* **EXERCISE DESCRIPTION**: Go through each line of the records below and count those with the word "measure". Give only the count.

* **EXERCISE DATA**:
-=-=-=-=-
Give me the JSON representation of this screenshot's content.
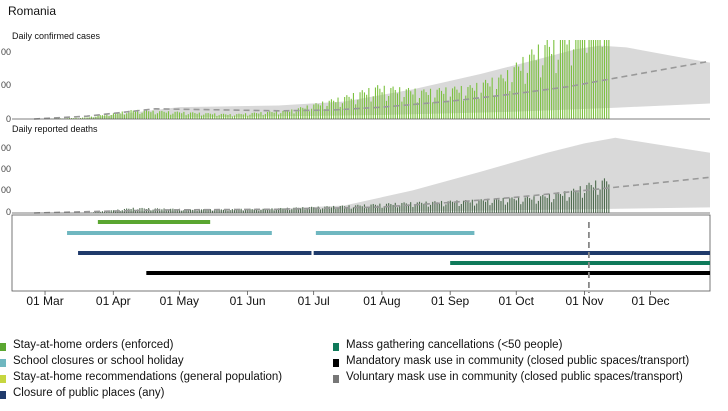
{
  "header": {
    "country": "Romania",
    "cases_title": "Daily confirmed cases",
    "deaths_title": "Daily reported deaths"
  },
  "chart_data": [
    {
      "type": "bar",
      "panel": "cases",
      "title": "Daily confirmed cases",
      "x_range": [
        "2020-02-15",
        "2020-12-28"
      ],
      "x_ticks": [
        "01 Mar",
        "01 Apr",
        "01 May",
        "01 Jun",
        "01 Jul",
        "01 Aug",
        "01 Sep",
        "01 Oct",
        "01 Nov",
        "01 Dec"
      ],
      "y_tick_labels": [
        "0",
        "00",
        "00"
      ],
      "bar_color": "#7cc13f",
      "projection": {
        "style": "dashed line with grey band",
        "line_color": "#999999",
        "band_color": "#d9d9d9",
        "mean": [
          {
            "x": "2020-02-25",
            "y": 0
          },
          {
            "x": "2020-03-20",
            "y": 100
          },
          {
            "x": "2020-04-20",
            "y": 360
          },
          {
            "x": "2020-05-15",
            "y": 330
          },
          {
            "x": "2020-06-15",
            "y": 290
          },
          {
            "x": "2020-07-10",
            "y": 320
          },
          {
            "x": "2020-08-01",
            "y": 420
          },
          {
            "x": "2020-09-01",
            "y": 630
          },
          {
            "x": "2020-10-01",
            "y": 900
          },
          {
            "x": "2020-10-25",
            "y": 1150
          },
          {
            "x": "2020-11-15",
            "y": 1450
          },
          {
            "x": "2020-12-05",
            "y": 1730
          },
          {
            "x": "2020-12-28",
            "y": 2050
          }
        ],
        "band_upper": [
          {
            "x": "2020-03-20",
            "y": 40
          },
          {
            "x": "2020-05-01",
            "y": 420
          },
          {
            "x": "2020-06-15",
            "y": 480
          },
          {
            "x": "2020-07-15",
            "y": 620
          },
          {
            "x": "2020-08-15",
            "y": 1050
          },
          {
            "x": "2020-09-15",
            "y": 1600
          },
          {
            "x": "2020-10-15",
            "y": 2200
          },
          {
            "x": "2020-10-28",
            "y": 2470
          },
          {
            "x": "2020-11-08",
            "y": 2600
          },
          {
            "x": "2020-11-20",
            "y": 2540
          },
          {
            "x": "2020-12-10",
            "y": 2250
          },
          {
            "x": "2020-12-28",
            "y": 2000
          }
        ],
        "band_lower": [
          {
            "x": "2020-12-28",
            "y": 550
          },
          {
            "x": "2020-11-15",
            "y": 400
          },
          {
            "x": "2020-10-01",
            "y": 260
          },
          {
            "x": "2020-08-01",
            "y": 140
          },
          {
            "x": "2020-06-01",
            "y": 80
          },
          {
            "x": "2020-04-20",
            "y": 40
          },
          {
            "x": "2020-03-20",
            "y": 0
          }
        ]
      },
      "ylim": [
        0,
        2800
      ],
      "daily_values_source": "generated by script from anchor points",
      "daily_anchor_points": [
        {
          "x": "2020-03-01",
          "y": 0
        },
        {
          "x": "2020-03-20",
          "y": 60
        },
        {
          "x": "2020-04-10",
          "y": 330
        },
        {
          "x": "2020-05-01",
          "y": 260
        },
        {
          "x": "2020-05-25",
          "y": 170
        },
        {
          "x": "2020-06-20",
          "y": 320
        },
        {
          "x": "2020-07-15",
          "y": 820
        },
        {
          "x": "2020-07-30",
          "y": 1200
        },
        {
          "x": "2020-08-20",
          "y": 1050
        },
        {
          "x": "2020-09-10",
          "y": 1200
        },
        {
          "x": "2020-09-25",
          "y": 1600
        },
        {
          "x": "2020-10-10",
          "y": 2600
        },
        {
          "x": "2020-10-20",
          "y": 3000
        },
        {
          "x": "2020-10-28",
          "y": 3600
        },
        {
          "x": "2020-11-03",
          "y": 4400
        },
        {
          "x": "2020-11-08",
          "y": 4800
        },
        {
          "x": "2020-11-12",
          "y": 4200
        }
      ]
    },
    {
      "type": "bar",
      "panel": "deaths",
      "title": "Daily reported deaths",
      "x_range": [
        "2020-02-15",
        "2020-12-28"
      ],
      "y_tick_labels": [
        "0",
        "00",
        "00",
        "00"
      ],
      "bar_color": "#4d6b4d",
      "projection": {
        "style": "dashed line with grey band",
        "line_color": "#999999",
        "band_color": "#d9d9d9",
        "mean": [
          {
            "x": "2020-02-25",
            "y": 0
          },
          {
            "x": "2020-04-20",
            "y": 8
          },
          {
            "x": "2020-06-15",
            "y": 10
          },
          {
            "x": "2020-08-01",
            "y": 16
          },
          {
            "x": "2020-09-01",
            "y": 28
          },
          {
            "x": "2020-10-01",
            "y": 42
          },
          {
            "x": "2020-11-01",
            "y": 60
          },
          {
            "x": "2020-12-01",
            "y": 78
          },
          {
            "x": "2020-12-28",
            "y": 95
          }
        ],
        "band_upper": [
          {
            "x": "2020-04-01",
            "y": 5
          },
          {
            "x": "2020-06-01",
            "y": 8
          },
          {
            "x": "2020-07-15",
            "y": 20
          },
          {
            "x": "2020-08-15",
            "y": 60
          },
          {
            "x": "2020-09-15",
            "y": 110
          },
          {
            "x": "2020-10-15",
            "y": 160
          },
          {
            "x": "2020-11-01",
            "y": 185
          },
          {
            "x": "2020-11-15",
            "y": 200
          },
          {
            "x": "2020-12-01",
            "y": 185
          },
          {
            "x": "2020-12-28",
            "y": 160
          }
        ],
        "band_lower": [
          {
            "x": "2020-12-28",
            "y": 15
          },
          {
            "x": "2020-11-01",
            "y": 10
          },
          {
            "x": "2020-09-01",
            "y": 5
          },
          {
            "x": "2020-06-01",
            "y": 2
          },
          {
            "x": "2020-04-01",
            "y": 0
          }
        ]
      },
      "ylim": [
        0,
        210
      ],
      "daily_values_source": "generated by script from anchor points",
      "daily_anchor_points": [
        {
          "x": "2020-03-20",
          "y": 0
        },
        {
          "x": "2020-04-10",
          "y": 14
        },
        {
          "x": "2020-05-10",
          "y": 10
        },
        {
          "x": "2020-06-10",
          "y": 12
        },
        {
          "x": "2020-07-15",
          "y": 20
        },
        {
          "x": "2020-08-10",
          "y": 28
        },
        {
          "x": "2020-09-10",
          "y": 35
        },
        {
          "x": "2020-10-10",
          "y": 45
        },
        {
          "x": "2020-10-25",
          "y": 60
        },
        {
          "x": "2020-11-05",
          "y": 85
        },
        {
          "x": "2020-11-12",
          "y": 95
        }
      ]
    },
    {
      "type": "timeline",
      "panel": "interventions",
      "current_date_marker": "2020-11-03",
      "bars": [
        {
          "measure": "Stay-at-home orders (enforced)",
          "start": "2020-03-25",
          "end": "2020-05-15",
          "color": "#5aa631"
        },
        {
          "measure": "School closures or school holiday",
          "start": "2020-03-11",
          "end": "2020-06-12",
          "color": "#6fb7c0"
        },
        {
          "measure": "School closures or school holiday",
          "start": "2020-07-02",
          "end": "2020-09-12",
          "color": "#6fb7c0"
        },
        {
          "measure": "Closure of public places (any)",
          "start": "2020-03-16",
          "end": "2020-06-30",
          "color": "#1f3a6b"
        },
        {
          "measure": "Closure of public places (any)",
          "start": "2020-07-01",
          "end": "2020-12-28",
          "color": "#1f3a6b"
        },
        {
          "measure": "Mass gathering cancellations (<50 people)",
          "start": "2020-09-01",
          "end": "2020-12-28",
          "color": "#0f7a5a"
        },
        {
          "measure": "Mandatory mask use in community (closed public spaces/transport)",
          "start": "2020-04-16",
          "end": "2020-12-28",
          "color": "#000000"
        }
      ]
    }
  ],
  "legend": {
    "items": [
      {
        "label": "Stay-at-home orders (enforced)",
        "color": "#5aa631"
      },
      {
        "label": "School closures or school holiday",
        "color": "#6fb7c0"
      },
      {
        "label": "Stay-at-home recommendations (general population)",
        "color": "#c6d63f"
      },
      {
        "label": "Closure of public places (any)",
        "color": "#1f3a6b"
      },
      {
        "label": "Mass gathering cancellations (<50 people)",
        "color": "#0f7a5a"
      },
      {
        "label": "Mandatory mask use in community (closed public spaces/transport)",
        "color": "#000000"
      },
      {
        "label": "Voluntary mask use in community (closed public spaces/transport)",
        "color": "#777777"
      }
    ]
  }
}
-=-=-=-=-
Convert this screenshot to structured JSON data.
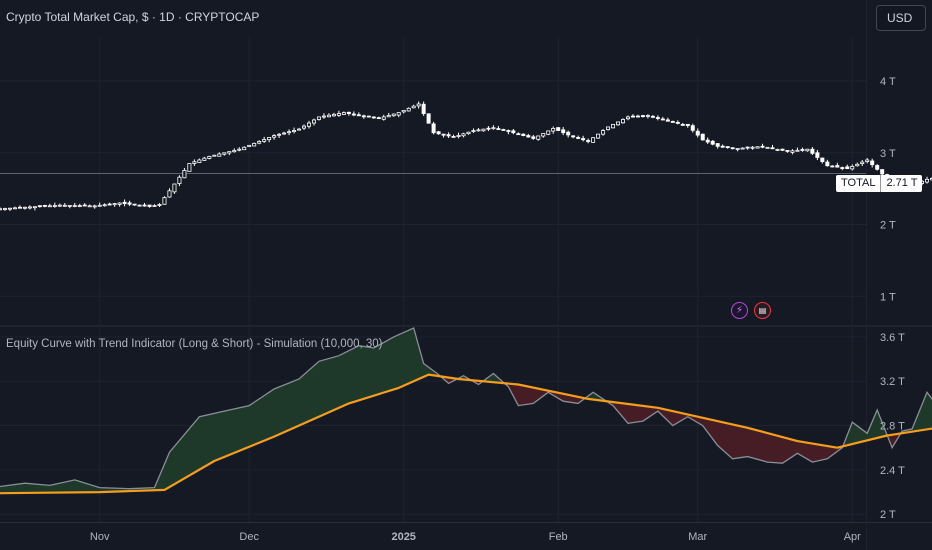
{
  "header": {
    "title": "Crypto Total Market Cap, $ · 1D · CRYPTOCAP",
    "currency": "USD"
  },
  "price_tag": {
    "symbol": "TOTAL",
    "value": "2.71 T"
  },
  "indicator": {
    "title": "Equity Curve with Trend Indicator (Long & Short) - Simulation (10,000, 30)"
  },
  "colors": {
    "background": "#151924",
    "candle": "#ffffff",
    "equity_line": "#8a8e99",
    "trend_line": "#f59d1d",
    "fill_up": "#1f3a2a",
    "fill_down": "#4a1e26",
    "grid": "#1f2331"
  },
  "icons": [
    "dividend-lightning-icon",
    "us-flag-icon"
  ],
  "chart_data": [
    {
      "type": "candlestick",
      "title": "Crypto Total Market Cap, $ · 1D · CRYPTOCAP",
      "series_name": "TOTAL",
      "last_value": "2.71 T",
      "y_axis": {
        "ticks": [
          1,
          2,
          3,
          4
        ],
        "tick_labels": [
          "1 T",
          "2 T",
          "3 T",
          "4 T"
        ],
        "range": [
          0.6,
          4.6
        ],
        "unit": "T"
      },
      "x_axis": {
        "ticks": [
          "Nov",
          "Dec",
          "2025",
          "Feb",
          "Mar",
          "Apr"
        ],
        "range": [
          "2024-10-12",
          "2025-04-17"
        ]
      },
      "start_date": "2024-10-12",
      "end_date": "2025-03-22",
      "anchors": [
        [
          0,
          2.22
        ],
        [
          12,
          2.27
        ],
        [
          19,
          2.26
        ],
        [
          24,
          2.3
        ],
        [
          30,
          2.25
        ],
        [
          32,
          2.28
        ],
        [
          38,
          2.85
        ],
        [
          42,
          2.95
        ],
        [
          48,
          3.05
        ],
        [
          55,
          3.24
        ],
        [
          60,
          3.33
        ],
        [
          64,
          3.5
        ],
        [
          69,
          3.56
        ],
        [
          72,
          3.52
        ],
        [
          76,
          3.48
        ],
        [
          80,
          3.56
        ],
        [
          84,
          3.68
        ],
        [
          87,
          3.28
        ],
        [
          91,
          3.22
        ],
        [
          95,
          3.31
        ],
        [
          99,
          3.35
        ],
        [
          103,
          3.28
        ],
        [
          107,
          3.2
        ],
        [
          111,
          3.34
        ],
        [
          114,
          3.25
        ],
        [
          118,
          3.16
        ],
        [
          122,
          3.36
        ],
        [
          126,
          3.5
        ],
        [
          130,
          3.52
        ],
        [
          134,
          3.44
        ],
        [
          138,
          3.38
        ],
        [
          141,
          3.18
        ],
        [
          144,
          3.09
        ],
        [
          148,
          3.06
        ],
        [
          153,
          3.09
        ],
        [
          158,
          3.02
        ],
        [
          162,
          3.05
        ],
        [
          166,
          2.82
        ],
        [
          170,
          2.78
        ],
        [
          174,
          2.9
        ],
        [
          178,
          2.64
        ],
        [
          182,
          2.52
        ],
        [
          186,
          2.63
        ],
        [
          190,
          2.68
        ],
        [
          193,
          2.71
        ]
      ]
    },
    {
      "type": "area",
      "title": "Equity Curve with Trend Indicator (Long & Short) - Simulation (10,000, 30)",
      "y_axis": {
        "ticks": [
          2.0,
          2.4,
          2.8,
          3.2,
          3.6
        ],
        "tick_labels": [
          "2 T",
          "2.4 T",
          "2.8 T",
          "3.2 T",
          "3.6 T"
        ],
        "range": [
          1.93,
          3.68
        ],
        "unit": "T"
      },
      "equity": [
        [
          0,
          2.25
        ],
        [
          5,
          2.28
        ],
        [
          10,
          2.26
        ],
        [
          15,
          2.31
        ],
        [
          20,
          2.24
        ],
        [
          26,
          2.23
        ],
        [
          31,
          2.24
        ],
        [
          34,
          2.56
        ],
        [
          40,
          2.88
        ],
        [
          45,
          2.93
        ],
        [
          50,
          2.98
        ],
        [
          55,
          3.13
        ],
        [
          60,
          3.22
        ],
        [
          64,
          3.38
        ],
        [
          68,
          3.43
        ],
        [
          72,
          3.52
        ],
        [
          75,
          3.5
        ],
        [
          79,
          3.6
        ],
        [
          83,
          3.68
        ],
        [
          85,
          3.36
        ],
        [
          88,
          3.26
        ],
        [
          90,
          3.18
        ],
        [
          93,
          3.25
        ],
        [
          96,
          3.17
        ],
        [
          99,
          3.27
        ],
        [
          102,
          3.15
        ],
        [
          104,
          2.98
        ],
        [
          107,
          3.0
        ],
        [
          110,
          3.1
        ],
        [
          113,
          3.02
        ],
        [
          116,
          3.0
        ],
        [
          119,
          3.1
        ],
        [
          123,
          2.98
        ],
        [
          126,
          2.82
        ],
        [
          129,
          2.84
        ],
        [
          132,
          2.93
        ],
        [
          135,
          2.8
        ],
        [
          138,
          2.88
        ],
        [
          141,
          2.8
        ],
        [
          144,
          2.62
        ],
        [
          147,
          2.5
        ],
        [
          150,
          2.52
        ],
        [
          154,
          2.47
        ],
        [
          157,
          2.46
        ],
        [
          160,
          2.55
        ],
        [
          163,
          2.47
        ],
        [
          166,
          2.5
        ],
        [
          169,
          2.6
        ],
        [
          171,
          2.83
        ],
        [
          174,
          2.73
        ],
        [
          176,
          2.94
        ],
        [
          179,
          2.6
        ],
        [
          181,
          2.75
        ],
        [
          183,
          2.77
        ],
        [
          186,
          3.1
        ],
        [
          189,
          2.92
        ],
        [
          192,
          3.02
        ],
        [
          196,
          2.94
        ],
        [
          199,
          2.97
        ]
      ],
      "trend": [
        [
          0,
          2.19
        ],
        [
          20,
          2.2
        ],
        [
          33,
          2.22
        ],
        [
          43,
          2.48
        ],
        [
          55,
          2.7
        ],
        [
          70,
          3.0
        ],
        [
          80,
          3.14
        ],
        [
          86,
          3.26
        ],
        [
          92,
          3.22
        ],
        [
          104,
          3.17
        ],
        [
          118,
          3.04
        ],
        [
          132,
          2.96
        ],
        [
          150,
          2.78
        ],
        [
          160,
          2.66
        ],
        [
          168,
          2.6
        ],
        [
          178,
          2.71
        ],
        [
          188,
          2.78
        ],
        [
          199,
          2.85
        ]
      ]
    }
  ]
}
-=-=-=-=-
* **WRITTEN ANSWER**: 7